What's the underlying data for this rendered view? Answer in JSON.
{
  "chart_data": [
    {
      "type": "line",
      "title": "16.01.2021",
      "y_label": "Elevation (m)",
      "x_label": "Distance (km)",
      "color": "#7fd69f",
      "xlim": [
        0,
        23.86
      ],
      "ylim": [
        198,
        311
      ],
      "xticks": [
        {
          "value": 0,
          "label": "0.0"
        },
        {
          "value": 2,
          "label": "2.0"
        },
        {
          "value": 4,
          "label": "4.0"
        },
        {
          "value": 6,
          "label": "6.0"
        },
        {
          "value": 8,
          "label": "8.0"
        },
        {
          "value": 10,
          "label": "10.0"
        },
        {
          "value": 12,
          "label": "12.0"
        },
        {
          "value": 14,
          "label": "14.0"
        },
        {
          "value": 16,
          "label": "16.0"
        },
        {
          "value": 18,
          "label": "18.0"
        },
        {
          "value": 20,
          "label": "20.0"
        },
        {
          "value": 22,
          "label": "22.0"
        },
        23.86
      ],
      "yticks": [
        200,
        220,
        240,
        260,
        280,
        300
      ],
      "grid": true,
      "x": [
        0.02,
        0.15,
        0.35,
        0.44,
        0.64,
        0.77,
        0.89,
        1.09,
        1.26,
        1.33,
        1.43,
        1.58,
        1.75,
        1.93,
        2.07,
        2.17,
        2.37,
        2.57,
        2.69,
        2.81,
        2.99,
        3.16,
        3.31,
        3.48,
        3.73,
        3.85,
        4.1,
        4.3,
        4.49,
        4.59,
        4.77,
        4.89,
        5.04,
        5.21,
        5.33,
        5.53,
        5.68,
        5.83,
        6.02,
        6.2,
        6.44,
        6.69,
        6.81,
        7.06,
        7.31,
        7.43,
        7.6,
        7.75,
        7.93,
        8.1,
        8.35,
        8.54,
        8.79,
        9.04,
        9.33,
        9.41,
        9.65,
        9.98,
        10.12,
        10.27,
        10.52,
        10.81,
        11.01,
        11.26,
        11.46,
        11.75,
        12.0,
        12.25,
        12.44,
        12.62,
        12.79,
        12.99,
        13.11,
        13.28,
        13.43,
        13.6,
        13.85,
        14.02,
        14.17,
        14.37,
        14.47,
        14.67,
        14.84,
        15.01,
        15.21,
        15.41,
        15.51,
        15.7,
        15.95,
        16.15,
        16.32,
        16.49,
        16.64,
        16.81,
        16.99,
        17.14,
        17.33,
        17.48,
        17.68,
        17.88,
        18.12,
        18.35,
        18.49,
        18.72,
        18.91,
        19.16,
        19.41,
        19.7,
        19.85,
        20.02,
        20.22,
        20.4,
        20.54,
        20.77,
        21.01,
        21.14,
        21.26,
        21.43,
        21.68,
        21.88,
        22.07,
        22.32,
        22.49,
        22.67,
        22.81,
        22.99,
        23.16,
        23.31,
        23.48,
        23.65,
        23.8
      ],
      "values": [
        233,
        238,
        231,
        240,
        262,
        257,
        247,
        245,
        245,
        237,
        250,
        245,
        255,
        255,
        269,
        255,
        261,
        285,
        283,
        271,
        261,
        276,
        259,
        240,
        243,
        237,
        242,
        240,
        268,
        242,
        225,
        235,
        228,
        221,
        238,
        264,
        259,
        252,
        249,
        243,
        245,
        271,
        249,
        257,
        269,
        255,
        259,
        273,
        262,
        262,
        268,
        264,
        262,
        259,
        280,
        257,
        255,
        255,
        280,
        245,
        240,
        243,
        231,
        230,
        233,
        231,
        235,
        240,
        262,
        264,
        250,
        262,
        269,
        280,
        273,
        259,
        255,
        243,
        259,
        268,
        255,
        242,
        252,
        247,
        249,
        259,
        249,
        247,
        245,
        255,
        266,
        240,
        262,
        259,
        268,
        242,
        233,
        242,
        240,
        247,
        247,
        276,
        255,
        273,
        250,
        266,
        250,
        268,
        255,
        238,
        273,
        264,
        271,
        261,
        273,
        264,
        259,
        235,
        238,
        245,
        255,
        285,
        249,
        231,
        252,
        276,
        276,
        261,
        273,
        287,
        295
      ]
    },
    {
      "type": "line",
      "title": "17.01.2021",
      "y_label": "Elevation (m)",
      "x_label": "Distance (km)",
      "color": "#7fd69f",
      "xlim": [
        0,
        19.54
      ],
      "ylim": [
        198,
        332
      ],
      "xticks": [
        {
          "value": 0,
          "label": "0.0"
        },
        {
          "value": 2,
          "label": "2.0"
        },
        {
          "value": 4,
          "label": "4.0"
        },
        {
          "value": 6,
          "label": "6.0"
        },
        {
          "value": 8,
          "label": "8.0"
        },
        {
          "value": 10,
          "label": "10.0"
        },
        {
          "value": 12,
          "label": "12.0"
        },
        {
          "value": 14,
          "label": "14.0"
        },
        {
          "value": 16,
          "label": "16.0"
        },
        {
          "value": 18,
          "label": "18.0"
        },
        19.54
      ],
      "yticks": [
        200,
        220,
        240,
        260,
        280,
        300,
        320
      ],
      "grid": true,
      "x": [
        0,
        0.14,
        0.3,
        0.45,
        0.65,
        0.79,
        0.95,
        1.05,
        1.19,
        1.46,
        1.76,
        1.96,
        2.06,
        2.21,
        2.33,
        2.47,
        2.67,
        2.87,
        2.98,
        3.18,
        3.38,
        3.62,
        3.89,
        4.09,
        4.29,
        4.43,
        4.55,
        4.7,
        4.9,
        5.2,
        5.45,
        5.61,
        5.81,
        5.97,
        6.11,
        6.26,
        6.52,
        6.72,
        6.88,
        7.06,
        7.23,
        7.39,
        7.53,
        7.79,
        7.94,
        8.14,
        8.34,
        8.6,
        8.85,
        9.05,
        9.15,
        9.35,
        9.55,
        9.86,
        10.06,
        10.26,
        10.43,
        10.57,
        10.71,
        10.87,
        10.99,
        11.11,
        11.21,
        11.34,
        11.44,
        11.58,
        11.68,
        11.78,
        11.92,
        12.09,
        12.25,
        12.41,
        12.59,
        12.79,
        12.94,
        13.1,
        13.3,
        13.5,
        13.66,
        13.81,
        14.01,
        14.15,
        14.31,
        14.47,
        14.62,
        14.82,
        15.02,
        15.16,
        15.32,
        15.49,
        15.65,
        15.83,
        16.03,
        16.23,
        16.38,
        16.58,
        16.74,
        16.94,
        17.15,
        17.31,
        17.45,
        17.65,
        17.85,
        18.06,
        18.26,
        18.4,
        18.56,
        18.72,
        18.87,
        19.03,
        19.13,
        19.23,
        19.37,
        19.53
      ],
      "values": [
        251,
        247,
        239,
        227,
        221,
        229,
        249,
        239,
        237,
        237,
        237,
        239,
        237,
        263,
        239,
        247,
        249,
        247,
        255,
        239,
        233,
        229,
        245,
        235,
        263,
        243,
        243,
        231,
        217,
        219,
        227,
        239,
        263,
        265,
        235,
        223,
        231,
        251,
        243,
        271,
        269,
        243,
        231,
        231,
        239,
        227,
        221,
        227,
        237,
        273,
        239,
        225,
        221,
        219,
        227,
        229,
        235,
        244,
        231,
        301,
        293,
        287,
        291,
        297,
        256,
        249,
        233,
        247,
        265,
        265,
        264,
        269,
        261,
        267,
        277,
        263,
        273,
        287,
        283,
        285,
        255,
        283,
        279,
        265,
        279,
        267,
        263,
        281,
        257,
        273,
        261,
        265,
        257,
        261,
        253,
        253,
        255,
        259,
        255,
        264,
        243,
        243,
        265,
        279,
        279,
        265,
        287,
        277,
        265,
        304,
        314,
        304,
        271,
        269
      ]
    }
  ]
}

#####

Problem requirements
Retype all of the material above with every character intact.

Response to this exercise
What's the underlying data for this rendered view? Answer in JSON.
{
  "chart_data": [
    {
      "type": "line",
      "title": "16.01.2021",
      "y_label": "Elevation (m)",
      "x_label": "Distance (km)",
      "color": "#7fd69f",
      "xlim": [
        0,
        23.86
      ],
      "ylim": [
        198,
        311
      ],
      "xticks": [
        {
          "value": 0,
          "label": "0.0"
        },
        {
          "value": 2,
          "label": "2.0"
        },
        {
          "value": 4,
          "label": "4.0"
        },
        {
          "value": 6,
          "label": "6.0"
        },
        {
          "value": 8,
          "label": "8.0"
        },
        {
          "value": 10,
          "label": "10.0"
        },
        {
          "value": 12,
          "label": "12.0"
        },
        {
          "value": 14,
          "label": "14.0"
        },
        {
          "value": 16,
          "label": "16.0"
        },
        {
          "value": 18,
          "label": "18.0"
        },
        {
          "value": 20,
          "label": "20.0"
        },
        {
          "value": 22,
          "label": "22.0"
        },
        23.86
      ],
      "yticks": [
        200,
        220,
        240,
        260,
        280,
        300
      ],
      "grid": true,
      "x": [
        0.02,
        0.15,
        0.35,
        0.44,
        0.64,
        0.77,
        0.89,
        1.09,
        1.26,
        1.33,
        1.43,
        1.58,
        1.75,
        1.93,
        2.07,
        2.17,
        2.37,
        2.57,
        2.69,
        2.81,
        2.99,
        3.16,
        3.31,
        3.48,
        3.73,
        3.85,
        4.1,
        4.3,
        4.49,
        4.59,
        4.77,
        4.89,
        5.04,
        5.21,
        5.33,
        5.53,
        5.68,
        5.83,
        6.02,
        6.2,
        6.44,
        6.69,
        6.81,
        7.06,
        7.31,
        7.43,
        7.6,
        7.75,
        7.93,
        8.1,
        8.35,
        8.54,
        8.79,
        9.04,
        9.33,
        9.41,
        9.65,
        9.98,
        10.12,
        10.27,
        10.52,
        10.81,
        11.01,
        11.26,
        11.46,
        11.75,
        12.0,
        12.25,
        12.44,
        12.62,
        12.79,
        12.99,
        13.11,
        13.28,
        13.43,
        13.6,
        13.85,
        14.02,
        14.17,
        14.37,
        14.47,
        14.67,
        14.84,
        15.01,
        15.21,
        15.41,
        15.51,
        15.7,
        15.95,
        16.15,
        16.32,
        16.49,
        16.64,
        16.81,
        16.99,
        17.14,
        17.33,
        17.48,
        17.68,
        17.88,
        18.12,
        18.35,
        18.49,
        18.72,
        18.91,
        19.16,
        19.41,
        19.7,
        19.85,
        20.02,
        20.22,
        20.4,
        20.54,
        20.77,
        21.01,
        21.14,
        21.26,
        21.43,
        21.68,
        21.88,
        22.07,
        22.32,
        22.49,
        22.67,
        22.81,
        22.99,
        23.16,
        23.31,
        23.48,
        23.65,
        23.8
      ],
      "values": [
        233,
        238,
        231,
        240,
        262,
        257,
        247,
        245,
        245,
        237,
        250,
        245,
        255,
        255,
        269,
        255,
        261,
        285,
        283,
        271,
        261,
        276,
        259,
        240,
        243,
        237,
        242,
        240,
        268,
        242,
        225,
        235,
        228,
        221,
        238,
        264,
        259,
        252,
        249,
        243,
        245,
        271,
        249,
        257,
        269,
        255,
        259,
        273,
        262,
        262,
        268,
        264,
        262,
        259,
        280,
        257,
        255,
        255,
        280,
        245,
        240,
        243,
        231,
        230,
        233,
        231,
        235,
        240,
        262,
        264,
        250,
        262,
        269,
        280,
        273,
        259,
        255,
        243,
        259,
        268,
        255,
        242,
        252,
        247,
        249,
        259,
        249,
        247,
        245,
        255,
        266,
        240,
        262,
        259,
        268,
        242,
        233,
        242,
        240,
        247,
        247,
        276,
        255,
        273,
        250,
        266,
        250,
        268,
        255,
        238,
        273,
        264,
        271,
        261,
        273,
        264,
        259,
        235,
        238,
        245,
        255,
        285,
        249,
        231,
        252,
        276,
        276,
        261,
        273,
        287,
        295
      ]
    },
    {
      "type": "line",
      "title": "17.01.2021",
      "y_label": "Elevation (m)",
      "x_label": "Distance (km)",
      "color": "#7fd69f",
      "xlim": [
        0,
        19.54
      ],
      "ylim": [
        198,
        332
      ],
      "xticks": [
        {
          "value": 0,
          "label": "0.0"
        },
        {
          "value": 2,
          "label": "2.0"
        },
        {
          "value": 4,
          "label": "4.0"
        },
        {
          "value": 6,
          "label": "6.0"
        },
        {
          "value": 8,
          "label": "8.0"
        },
        {
          "value": 10,
          "label": "10.0"
        },
        {
          "value": 12,
          "label": "12.0"
        },
        {
          "value": 14,
          "label": "14.0"
        },
        {
          "value": 16,
          "label": "16.0"
        },
        {
          "value": 18,
          "label": "18.0"
        },
        19.54
      ],
      "yticks": [
        200,
        220,
        240,
        260,
        280,
        300,
        320
      ],
      "grid": true,
      "x": [
        0,
        0.14,
        0.3,
        0.45,
        0.65,
        0.79,
        0.95,
        1.05,
        1.19,
        1.46,
        1.76,
        1.96,
        2.06,
        2.21,
        2.33,
        2.47,
        2.67,
        2.87,
        2.98,
        3.18,
        3.38,
        3.62,
        3.89,
        4.09,
        4.29,
        4.43,
        4.55,
        4.7,
        4.9,
        5.2,
        5.45,
        5.61,
        5.81,
        5.97,
        6.11,
        6.26,
        6.52,
        6.72,
        6.88,
        7.06,
        7.23,
        7.39,
        7.53,
        7.79,
        7.94,
        8.14,
        8.34,
        8.6,
        8.85,
        9.05,
        9.15,
        9.35,
        9.55,
        9.86,
        10.06,
        10.26,
        10.43,
        10.57,
        10.71,
        10.87,
        10.99,
        11.11,
        11.21,
        11.34,
        11.44,
        11.58,
        11.68,
        11.78,
        11.92,
        12.09,
        12.25,
        12.41,
        12.59,
        12.79,
        12.94,
        13.1,
        13.3,
        13.5,
        13.66,
        13.81,
        14.01,
        14.15,
        14.31,
        14.47,
        14.62,
        14.82,
        15.02,
        15.16,
        15.32,
        15.49,
        15.65,
        15.83,
        16.03,
        16.23,
        16.38,
        16.58,
        16.74,
        16.94,
        17.15,
        17.31,
        17.45,
        17.65,
        17.85,
        18.06,
        18.26,
        18.4,
        18.56,
        18.72,
        18.87,
        19.03,
        19.13,
        19.23,
        19.37,
        19.53
      ],
      "values": [
        251,
        247,
        239,
        227,
        221,
        229,
        249,
        239,
        237,
        237,
        237,
        239,
        237,
        263,
        239,
        247,
        249,
        247,
        255,
        239,
        233,
        229,
        245,
        235,
        263,
        243,
        243,
        231,
        217,
        219,
        227,
        239,
        263,
        265,
        235,
        223,
        231,
        251,
        243,
        271,
        269,
        243,
        231,
        231,
        239,
        227,
        221,
        227,
        237,
        273,
        239,
        225,
        221,
        219,
        227,
        229,
        235,
        244,
        231,
        301,
        293,
        287,
        291,
        297,
        256,
        249,
        233,
        247,
        265,
        265,
        264,
        269,
        261,
        267,
        277,
        263,
        273,
        287,
        283,
        285,
        255,
        283,
        279,
        265,
        279,
        267,
        263,
        281,
        257,
        273,
        261,
        265,
        257,
        261,
        253,
        253,
        255,
        259,
        255,
        264,
        243,
        243,
        265,
        279,
        279,
        265,
        287,
        277,
        265,
        304,
        314,
        304,
        271,
        269
      ]
    }
  ]
}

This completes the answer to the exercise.